Would you repeat the listing exactly but omit every picture?

[start Data for the task]

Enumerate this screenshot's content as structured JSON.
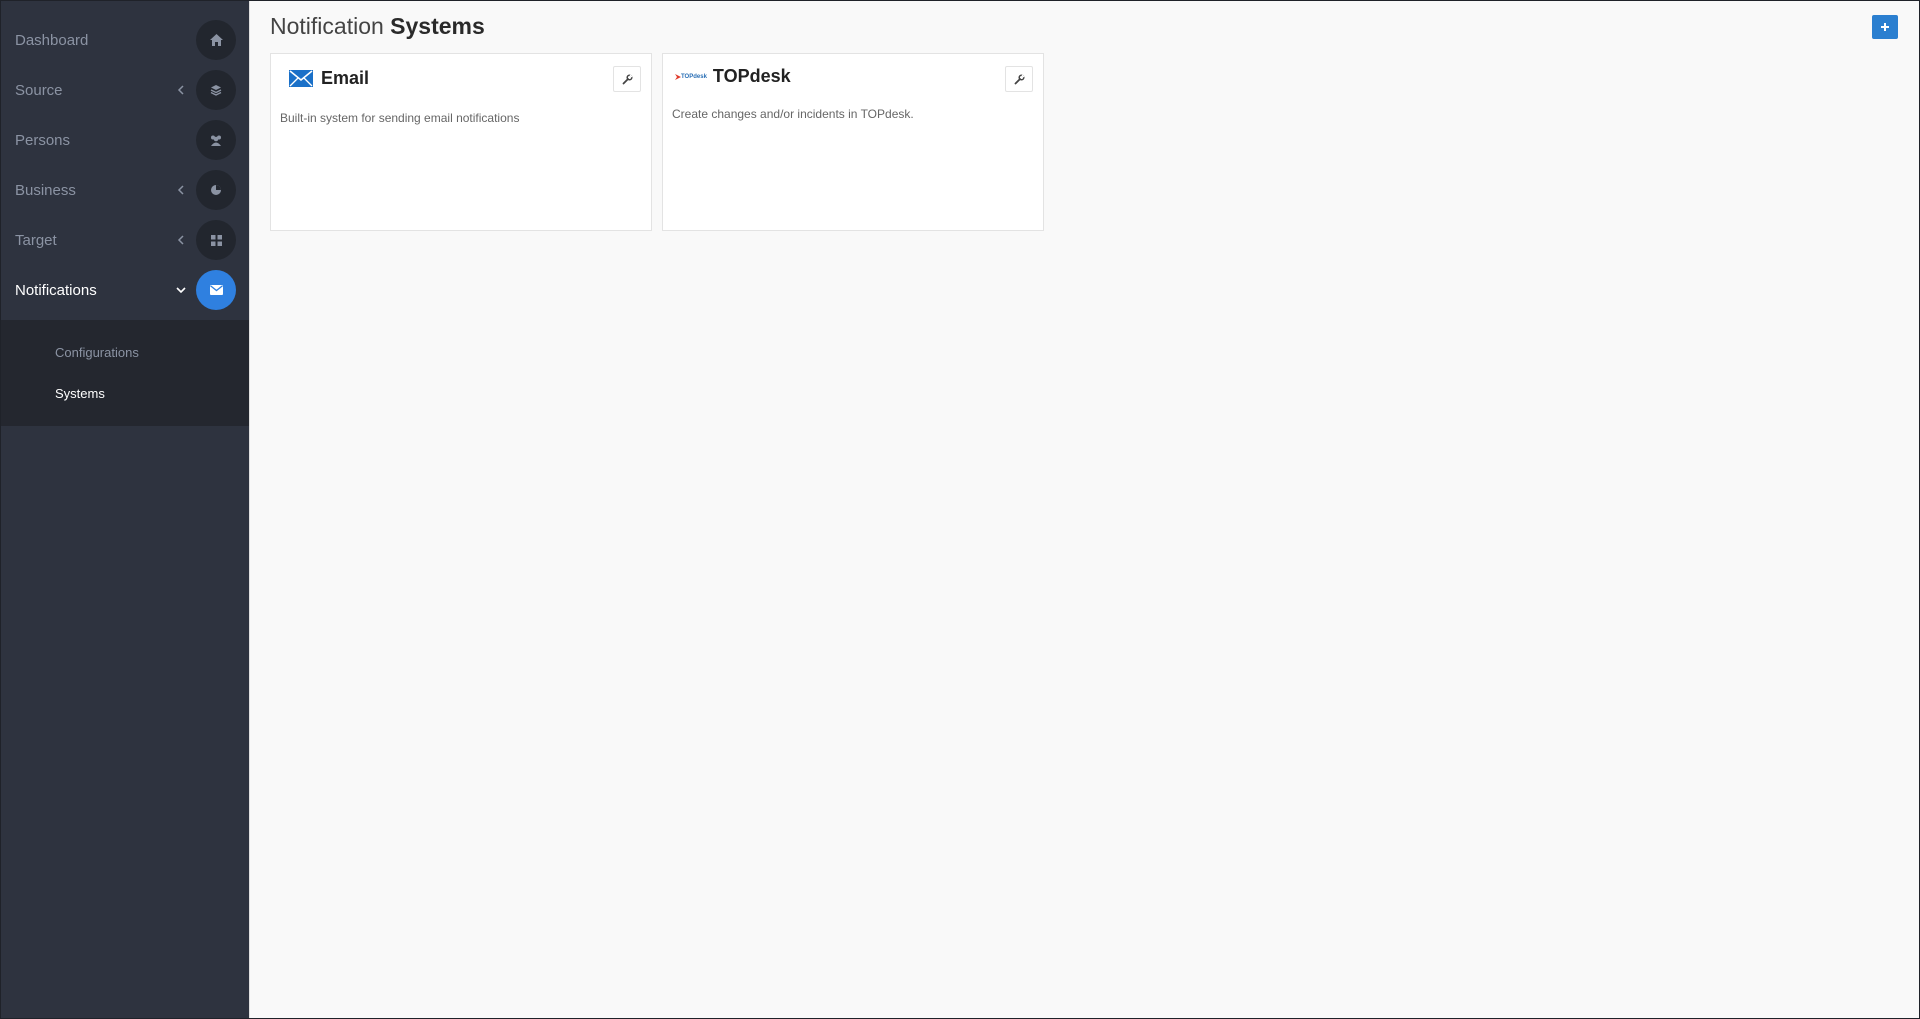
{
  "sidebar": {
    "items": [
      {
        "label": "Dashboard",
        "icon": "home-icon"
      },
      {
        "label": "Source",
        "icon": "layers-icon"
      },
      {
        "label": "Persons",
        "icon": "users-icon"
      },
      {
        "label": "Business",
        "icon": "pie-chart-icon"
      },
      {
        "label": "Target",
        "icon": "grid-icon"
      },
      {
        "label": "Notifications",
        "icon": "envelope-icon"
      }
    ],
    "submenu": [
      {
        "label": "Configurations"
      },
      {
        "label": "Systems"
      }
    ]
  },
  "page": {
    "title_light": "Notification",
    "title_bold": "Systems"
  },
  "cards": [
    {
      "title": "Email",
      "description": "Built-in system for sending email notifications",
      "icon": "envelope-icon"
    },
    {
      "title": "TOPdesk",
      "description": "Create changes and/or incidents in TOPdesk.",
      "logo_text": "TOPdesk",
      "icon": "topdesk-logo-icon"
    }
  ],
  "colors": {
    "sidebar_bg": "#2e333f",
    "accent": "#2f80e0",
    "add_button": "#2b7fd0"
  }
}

[end Data for the task]

▶ **Worked answer**:
Enumerate this screenshot's content as structured JSON.
{
  "sidebar": {
    "items": [
      {
        "label": "Dashboard",
        "icon": "home-icon"
      },
      {
        "label": "Source",
        "icon": "layers-icon"
      },
      {
        "label": "Persons",
        "icon": "users-icon"
      },
      {
        "label": "Business",
        "icon": "pie-chart-icon"
      },
      {
        "label": "Target",
        "icon": "grid-icon"
      },
      {
        "label": "Notifications",
        "icon": "envelope-icon"
      }
    ],
    "submenu": [
      {
        "label": "Configurations"
      },
      {
        "label": "Systems"
      }
    ]
  },
  "page": {
    "title_light": "Notification",
    "title_bold": "Systems"
  },
  "cards": [
    {
      "title": "Email",
      "description": "Built-in system for sending email notifications",
      "icon": "envelope-icon"
    },
    {
      "title": "TOPdesk",
      "description": "Create changes and/or incidents in TOPdesk.",
      "logo_text": "TOPdesk",
      "icon": "topdesk-logo-icon"
    }
  ],
  "colors": {
    "sidebar_bg": "#2e333f",
    "accent": "#2f80e0",
    "add_button": "#2b7fd0"
  }
}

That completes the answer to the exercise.